- [WHAT THIS TASK INVOLVES] Identify each line in the records below that contains the word "Other", and copy it.

########################################

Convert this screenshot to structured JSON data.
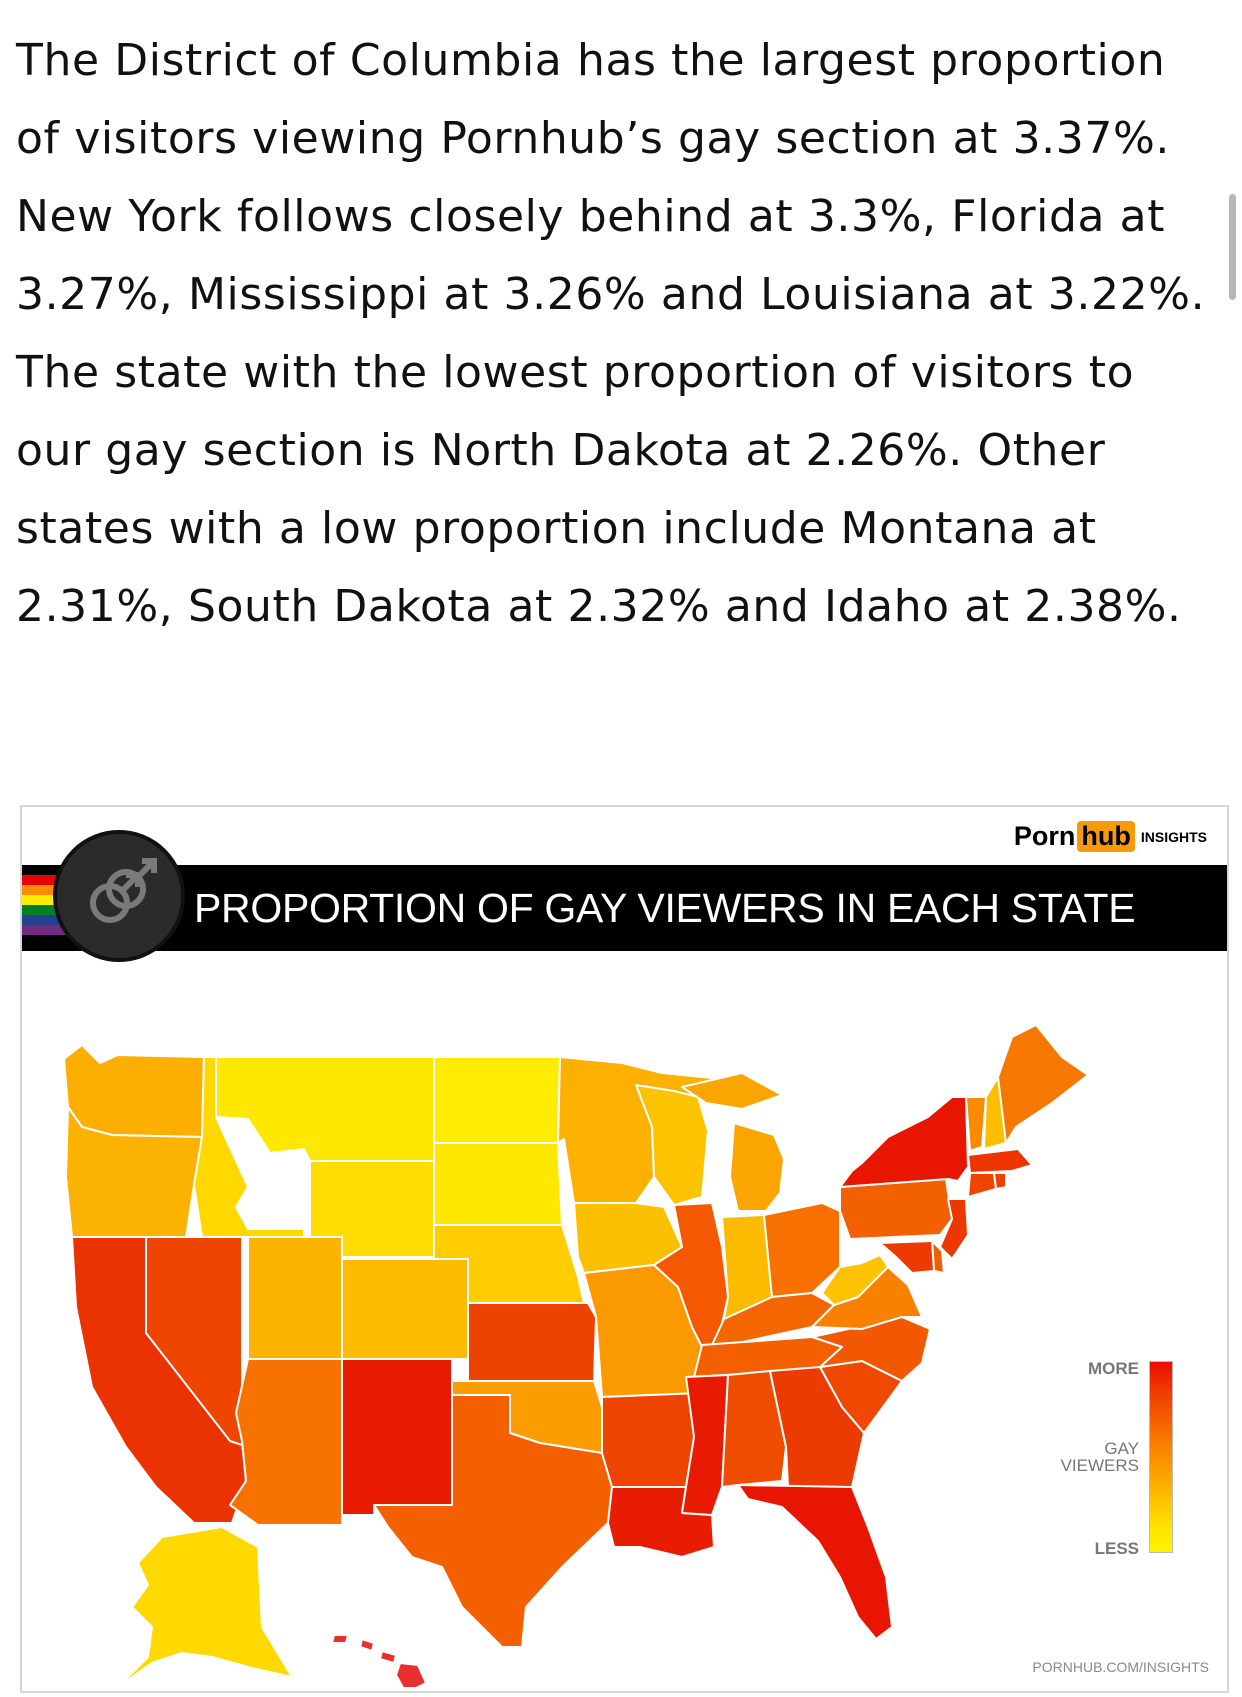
{
  "article": {
    "paragraph": "The District of Columbia has the largest proportion of visitors viewing Pornhub’s gay section at 3.37%. New York follows closely behind at 3.3%, Florida at 3.27%, Mississippi at 3.26% and Louisiana at 3.22%.  The state with the lowest proportion of visitors to our gay section is North Dakota at 2.26%. Other states with a low proportion include Montana at 2.31%, South Dakota at 2.32% and Idaho at 2.38%."
  },
  "infographic": {
    "logo": {
      "porn": "Porn",
      "hub": "hub",
      "insights": "INSIGHTS"
    },
    "title": "PROPORTION OF GAY VIEWERS IN EACH STATE",
    "legend": {
      "top": "MORE",
      "middle_line1": "GAY",
      "middle_line2": "VIEWERS",
      "bottom": "LESS"
    },
    "footer_url": "PORNHUB.COM/INSIGHTS",
    "icon": "gay-symbol-icon"
  },
  "map_data": {
    "scale_low_color": "#fff200",
    "scale_high_color": "#e80c00",
    "regions": [
      {
        "id": "WA",
        "color": "#fcaf00"
      },
      {
        "id": "OR",
        "color": "#fcb200"
      },
      {
        "id": "CA",
        "color": "#ea3300"
      },
      {
        "id": "NV",
        "color": "#ee4500"
      },
      {
        "id": "ID",
        "color": "#ffd800"
      },
      {
        "id": "MT",
        "color": "#ffe800"
      },
      {
        "id": "WY",
        "color": "#ffdd00"
      },
      {
        "id": "UT",
        "color": "#fcb400"
      },
      {
        "id": "AZ",
        "color": "#f77200"
      },
      {
        "id": "CO",
        "color": "#fdbc00"
      },
      {
        "id": "NM",
        "color": "#e81a00"
      },
      {
        "id": "ND",
        "color": "#ffec00"
      },
      {
        "id": "SD",
        "color": "#ffe800"
      },
      {
        "id": "NE",
        "color": "#ffcc00"
      },
      {
        "id": "KS",
        "color": "#ed4200"
      },
      {
        "id": "OK",
        "color": "#fb9c00"
      },
      {
        "id": "TX",
        "color": "#f46000"
      },
      {
        "id": "MN",
        "color": "#fcb000"
      },
      {
        "id": "IA",
        "color": "#fdc000"
      },
      {
        "id": "MO",
        "color": "#fb9a00"
      },
      {
        "id": "AR",
        "color": "#ee4400"
      },
      {
        "id": "LA",
        "color": "#e81c00"
      },
      {
        "id": "WI",
        "color": "#fec300"
      },
      {
        "id": "IL",
        "color": "#f45800"
      },
      {
        "id": "MI",
        "color": "#fba500"
      },
      {
        "id": "IN",
        "color": "#fdbb00"
      },
      {
        "id": "OH",
        "color": "#f77000"
      },
      {
        "id": "KY",
        "color": "#f46600"
      },
      {
        "id": "TN",
        "color": "#f46000"
      },
      {
        "id": "MS",
        "color": "#e81a00"
      },
      {
        "id": "AL",
        "color": "#ef4c00"
      },
      {
        "id": "GA",
        "color": "#ec3b00"
      },
      {
        "id": "FL",
        "color": "#e81500"
      },
      {
        "id": "SC",
        "color": "#ef4800"
      },
      {
        "id": "NC",
        "color": "#f25800"
      },
      {
        "id": "VA",
        "color": "#f98000"
      },
      {
        "id": "WV",
        "color": "#fdc300"
      },
      {
        "id": "PA",
        "color": "#f26000"
      },
      {
        "id": "NY",
        "color": "#e81500"
      },
      {
        "id": "VT",
        "color": "#fa8a00"
      },
      {
        "id": "NH",
        "color": "#fdbe00"
      },
      {
        "id": "ME",
        "color": "#f77800"
      },
      {
        "id": "MA",
        "color": "#ec3500"
      },
      {
        "id": "CT",
        "color": "#ee4400"
      },
      {
        "id": "RI",
        "color": "#ee4000"
      },
      {
        "id": "NJ",
        "color": "#ec3800"
      },
      {
        "id": "DE",
        "color": "#f06000"
      },
      {
        "id": "MD",
        "color": "#ec3a00"
      },
      {
        "id": "AK",
        "color": "#ffd900"
      },
      {
        "id": "HI",
        "color": "#e83030"
      }
    ]
  }
}
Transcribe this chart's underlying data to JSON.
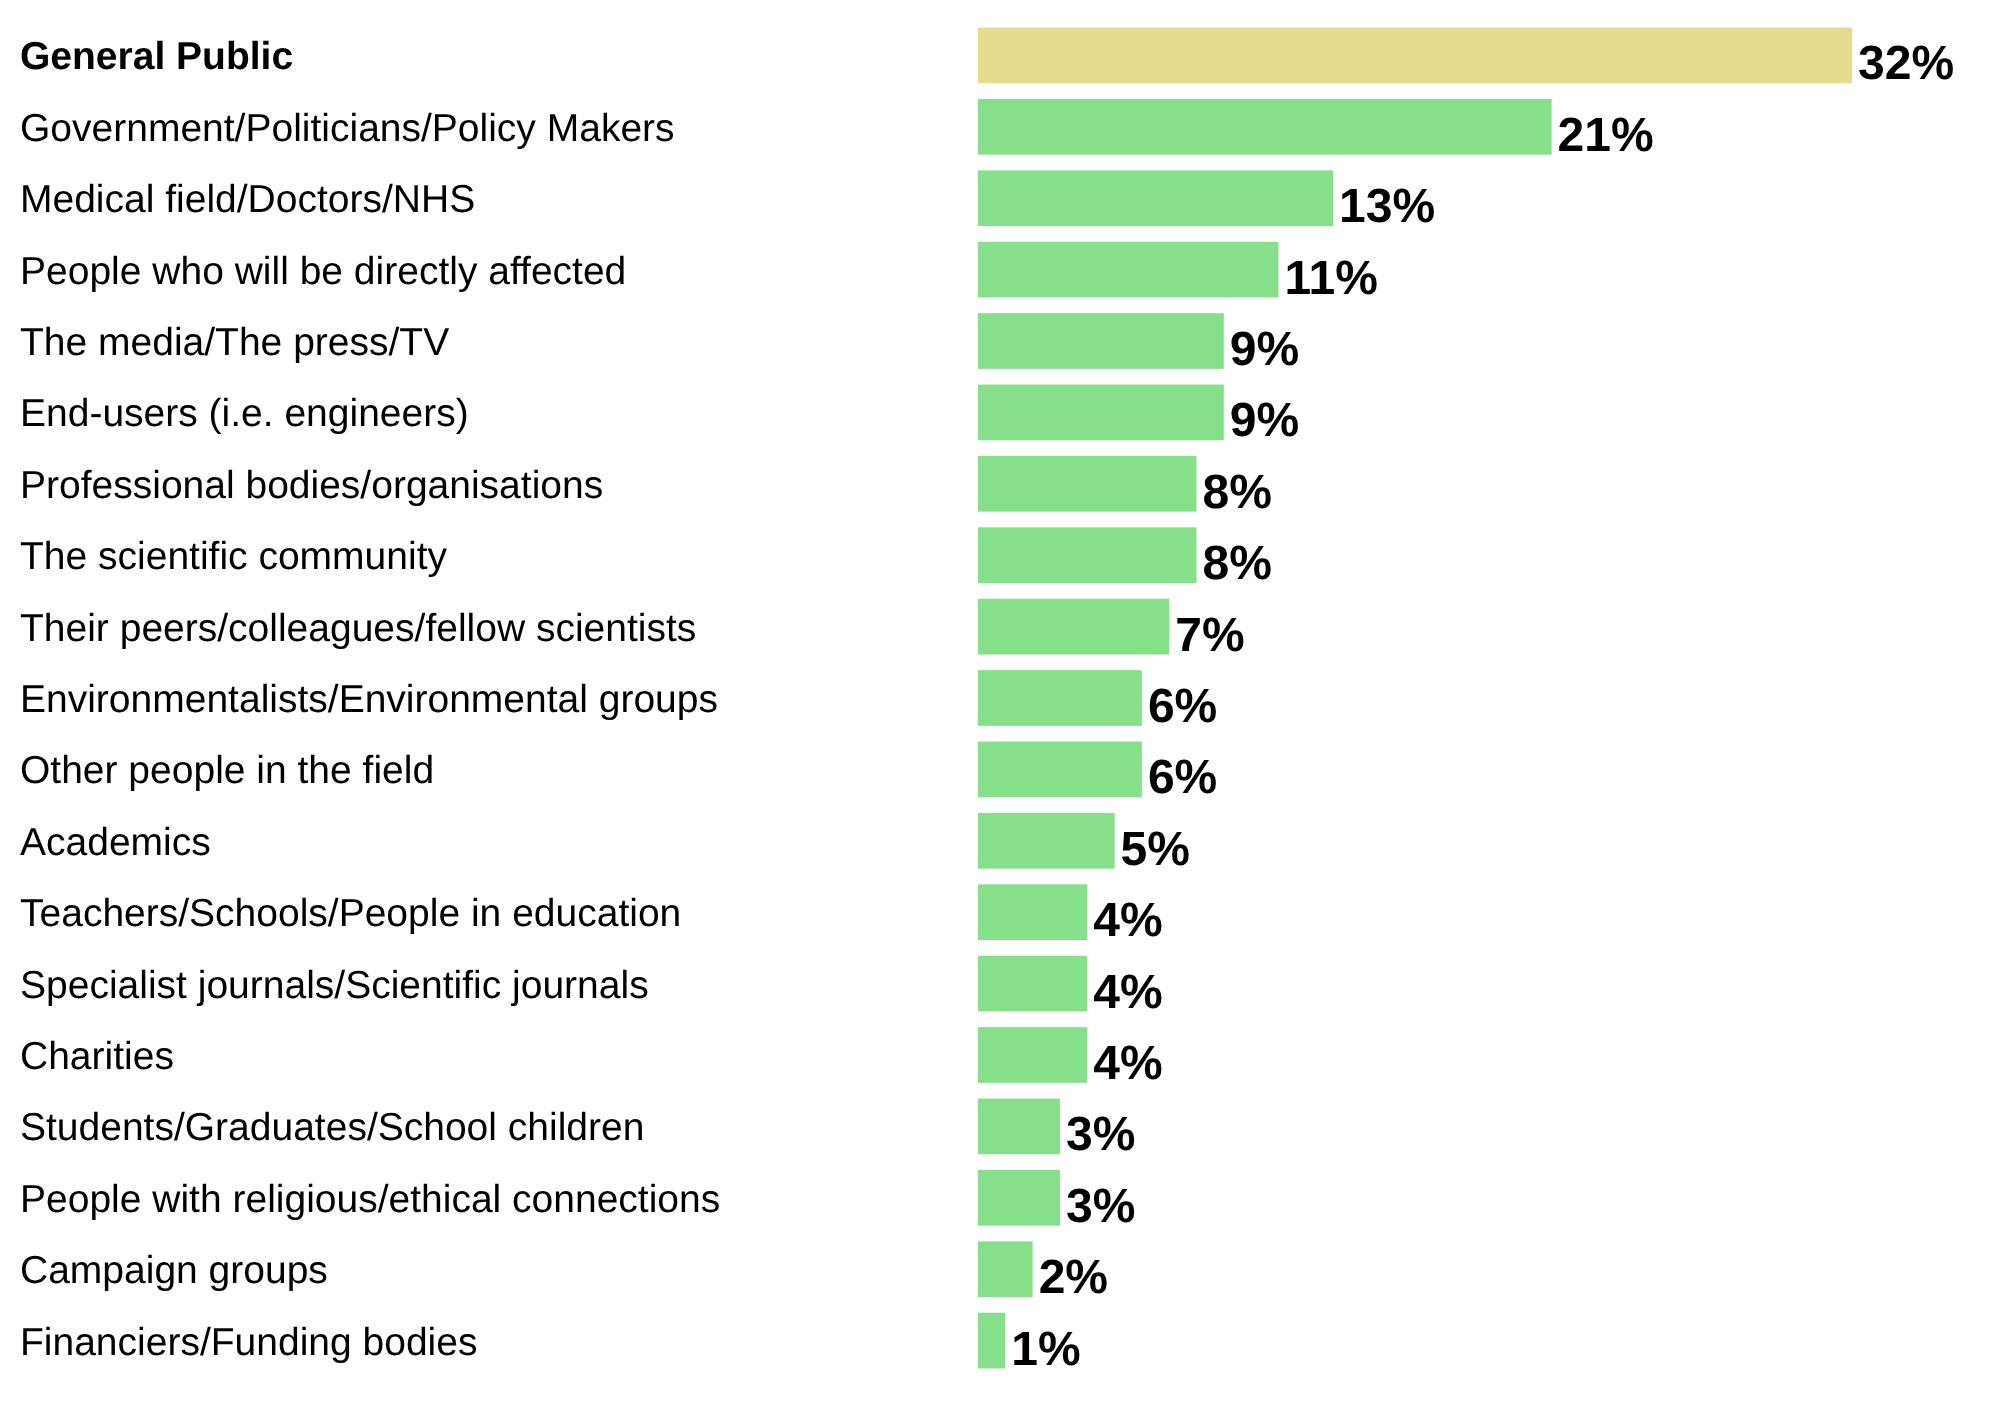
{
  "chart_data": {
    "type": "bar",
    "orientation": "horizontal",
    "categories": [
      "General Public",
      "Government/Politicians/Policy Makers",
      "Medical field/Doctors/NHS",
      "People who will be directly affected",
      "The media/The press/TV",
      "End-users (i.e. engineers)",
      "Professional bodies/organisations",
      "The scientific community",
      "Their peers/colleagues/fellow scientists",
      "Environmentalists/Environmental groups",
      "Other people in the field",
      "Academics",
      "Teachers/Schools/People in education",
      "Specialist journals/Scientific journals",
      "Charities",
      "Students/Graduates/School children",
      "People with religious/ethical connections",
      "Campaign groups",
      "Financiers/Funding bodies"
    ],
    "values": [
      32,
      21,
      13,
      11,
      9,
      9,
      8,
      8,
      7,
      6,
      6,
      5,
      4,
      4,
      4,
      3,
      3,
      2,
      1
    ],
    "value_labels": [
      "32%",
      "21%",
      "13%",
      "11%",
      "9%",
      "9%",
      "8%",
      "8%",
      "7%",
      "6%",
      "6%",
      "5%",
      "4%",
      "4%",
      "4%",
      "3%",
      "3%",
      "2%",
      "1%"
    ],
    "colors": [
      "#e4dc8c",
      "#86e08a",
      "#86e08a",
      "#86e08a",
      "#86e08a",
      "#86e08a",
      "#86e08a",
      "#86e08a",
      "#86e08a",
      "#86e08a",
      "#86e08a",
      "#86e08a",
      "#86e08a",
      "#86e08a",
      "#86e08a",
      "#86e08a",
      "#86e08a",
      "#86e08a",
      "#86e08a"
    ]
  }
}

########################################

- [SOLUTION TO THIS PROBLEM]
    "paragraph": "The District of Columbia has the largest proportion of visitors viewing Pornhub’s gay section at 3.37%. New York follows closely behind at 3.3%, Florida at 3.27%, Mississippi at 3.26% and Louisiana at 3.22%.  The state with the lowest proportion of visitors to our gay section is North Dakota at 2.26%. Other states with a low proportion include Montana at 2.31%, South Dakota at 2.32% and Idaho at 2.38%."
      "Other people in the field",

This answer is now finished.